_Description of the task:_
Return each line of the listing that contains the string "Token".

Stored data
++++++++++++++++++++
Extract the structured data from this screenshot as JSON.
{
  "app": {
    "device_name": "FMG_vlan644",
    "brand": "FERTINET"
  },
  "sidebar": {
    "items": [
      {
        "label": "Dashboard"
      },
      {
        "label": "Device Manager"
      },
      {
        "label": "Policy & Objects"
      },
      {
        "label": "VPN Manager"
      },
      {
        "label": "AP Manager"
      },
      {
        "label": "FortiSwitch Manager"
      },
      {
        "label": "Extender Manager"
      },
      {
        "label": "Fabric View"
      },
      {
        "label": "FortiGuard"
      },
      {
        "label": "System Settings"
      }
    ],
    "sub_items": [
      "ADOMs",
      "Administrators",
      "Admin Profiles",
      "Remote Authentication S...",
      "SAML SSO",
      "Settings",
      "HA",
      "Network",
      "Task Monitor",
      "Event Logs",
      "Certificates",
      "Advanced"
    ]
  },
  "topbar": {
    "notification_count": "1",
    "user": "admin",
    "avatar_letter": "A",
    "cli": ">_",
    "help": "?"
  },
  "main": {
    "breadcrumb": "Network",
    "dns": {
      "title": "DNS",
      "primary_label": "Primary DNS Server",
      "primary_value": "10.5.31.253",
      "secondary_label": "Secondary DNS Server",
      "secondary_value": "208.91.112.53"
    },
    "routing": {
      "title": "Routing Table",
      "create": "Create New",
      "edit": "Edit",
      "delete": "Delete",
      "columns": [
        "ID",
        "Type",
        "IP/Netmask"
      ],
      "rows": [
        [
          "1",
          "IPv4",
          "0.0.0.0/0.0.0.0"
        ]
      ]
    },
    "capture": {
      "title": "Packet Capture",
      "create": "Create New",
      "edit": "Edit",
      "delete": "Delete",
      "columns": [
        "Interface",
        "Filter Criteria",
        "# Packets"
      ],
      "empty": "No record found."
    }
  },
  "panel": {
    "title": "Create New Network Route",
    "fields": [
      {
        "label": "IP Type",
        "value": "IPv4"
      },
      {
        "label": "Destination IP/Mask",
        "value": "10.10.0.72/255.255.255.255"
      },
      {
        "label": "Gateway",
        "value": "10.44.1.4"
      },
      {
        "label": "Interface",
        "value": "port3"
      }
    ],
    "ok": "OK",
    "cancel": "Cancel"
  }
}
++++++++++++++++++++
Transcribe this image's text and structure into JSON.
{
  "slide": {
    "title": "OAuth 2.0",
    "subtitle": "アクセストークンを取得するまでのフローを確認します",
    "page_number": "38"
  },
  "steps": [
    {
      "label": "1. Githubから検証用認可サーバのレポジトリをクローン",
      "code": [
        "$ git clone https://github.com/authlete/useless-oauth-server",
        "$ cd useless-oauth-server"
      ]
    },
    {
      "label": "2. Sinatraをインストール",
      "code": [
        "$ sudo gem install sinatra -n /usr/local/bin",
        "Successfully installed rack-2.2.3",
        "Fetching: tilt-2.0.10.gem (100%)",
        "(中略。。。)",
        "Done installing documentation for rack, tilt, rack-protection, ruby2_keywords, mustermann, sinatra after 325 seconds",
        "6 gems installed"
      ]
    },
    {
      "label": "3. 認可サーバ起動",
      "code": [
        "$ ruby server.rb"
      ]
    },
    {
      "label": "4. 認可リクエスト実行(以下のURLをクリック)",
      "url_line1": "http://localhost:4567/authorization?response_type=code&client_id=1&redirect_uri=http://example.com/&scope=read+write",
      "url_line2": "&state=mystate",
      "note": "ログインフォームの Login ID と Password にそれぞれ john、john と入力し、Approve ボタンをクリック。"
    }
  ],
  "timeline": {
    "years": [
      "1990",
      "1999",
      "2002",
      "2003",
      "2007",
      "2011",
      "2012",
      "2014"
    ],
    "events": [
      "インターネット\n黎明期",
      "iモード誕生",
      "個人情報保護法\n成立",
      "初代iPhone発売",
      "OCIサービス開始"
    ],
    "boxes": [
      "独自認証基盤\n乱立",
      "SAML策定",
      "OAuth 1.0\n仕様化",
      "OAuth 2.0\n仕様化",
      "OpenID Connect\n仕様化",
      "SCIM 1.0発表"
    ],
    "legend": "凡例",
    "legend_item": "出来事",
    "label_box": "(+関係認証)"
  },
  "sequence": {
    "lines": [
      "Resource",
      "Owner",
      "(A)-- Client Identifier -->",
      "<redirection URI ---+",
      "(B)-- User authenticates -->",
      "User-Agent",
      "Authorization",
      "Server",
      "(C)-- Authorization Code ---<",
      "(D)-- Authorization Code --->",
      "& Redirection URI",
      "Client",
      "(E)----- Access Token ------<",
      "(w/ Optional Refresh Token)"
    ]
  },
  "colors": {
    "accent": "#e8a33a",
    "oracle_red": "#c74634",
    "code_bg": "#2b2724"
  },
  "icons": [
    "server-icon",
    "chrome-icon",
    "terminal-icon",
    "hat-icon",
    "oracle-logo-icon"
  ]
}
++++++++++++++++++++
_Exercise response:_
      "(E)----- Access Token ------<",
      "(w/ Optional Refresh Token)"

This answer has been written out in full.